[Dataset items]
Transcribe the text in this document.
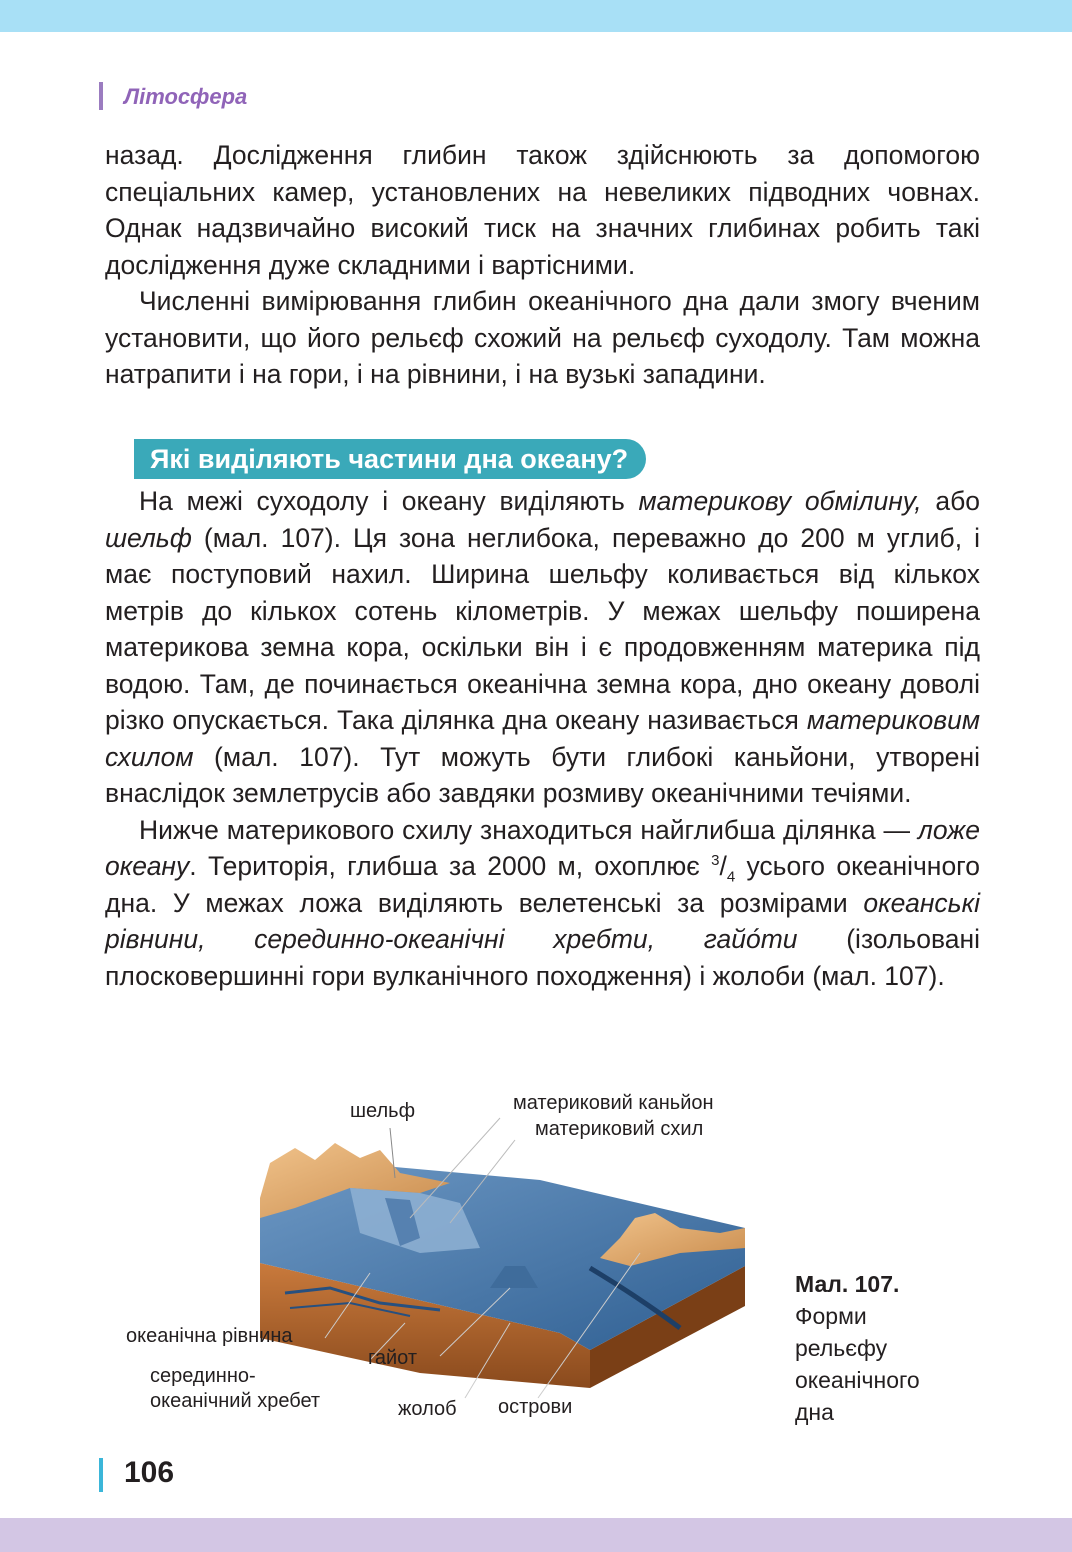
Літосфера

назад. Дослідження глибин також здійснюють за допомогою спеціальних камер, установлених на невеликих підводних човнах. Однак надзвичайно високий тиск на значних глибинах робить такі дослідження дуже складними і вартісними.

Численні вимірювання глибин океанічного дна дали змогу вченим установити, що його рельєф схожий на рельєф суходолу. Там можна натрапити і на гори, і на рівнини, і на вузькі западини.

Які виділяють частини дна океану?

На межі суходолу і океану виділяють материкову обмілину, або шельф (мал. 107). Ця зона неглибока, переважно до 200 м углиб, і має поступовий нахил. Ширина шельфу коливається від кількох метрів до кількох сотень кілометрів. У межах шельфу поширена материкова земна кора, оскільки він і є продовженням материка під водою. Там, де починається океанічна земна кора, дно океану доволі різко опускається. Така ділянка дна океану називається материковим схилом (мал. 107). Тут можуть бути глибокі каньйони, утворені внаслідок землетрусів або завдяки розмиву океанічними течіями.

Нижче материкового схилу знаходиться найглибша ділянка — ложе океану. Територія, глибша за 2000 м, охоплює $^3/_4$ усього океанічного дна. У межах ложа виділяють велетенські за розмірами океанські рівнини, серединно-океанічні хребти, гайо́ти (ізольовані плосковершинні гори вулканічного походження) і жолоби (мал. 107).

шельф	материковий каньйон
материковий схил
океанічна рівнина
серединно-
океанічний хребет
гайот
жолоб острови
Мал. 107.
Форми
рельєфу
океанічного
дна
106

What to do: The records above are to be reproduced exactly; the pictures are to be left out.

Correct response:
Transcribe the text in this document.
Літосфера

назад. Дослідження глибин також здійснюють за допомогою спеціальних камер, установлених на невеликих підводних човнах. Однак надзвичайно високий тиск на значних глибинах робить такі дослідження дуже складними і вартісними.

Численні вимірювання глибин океанічного дна дали змогу вченим установити, що його рельєф схожий на рельєф суходолу. Там можна натрапити і на гори, і на рівнини, і на вузькі западини.

Які виділяють частини дна океану?

На межі суходолу і океану виділяють материкову обмілину, або шельф (мал. 107). Ця зона неглибока, переважно до 200 м углиб, і має поступовий нахил. Ширина шельфу коливається від кількох метрів до кількох сотень кілометрів. У межах шельфу поширена материкова земна кора, оскільки він і є продовженням материка під водою. Там, де починається океанічна земна кора, дно океану доволі різко опускається. Така ділянка дна океану називається материковим схилом (мал. 107). Тут можуть бути глибокі каньйони, утворені внаслідок землетрусів або завдяки розмиву океанічними течіями.

Нижче материкового схилу знаходиться найглибша ділянка — ложе океану. Територія, глибша за 2000 м, охоплює $^3/_4$ усього океанічного дна. У межах ложа виділяють велетенські за розмірами океанські рівнини, серединно-океанічні хребти, гайо́ти (ізольовані плосковершинні гори вулканічного походження) і жолоби (мал. 107).

шельф	материковий каньйон
материковий схил
океанічна рівнина
серединно-
океанічний хребет
гайот
жолоб острови
Мал. 107.
Форми
рельєфу
океанічного
дна
106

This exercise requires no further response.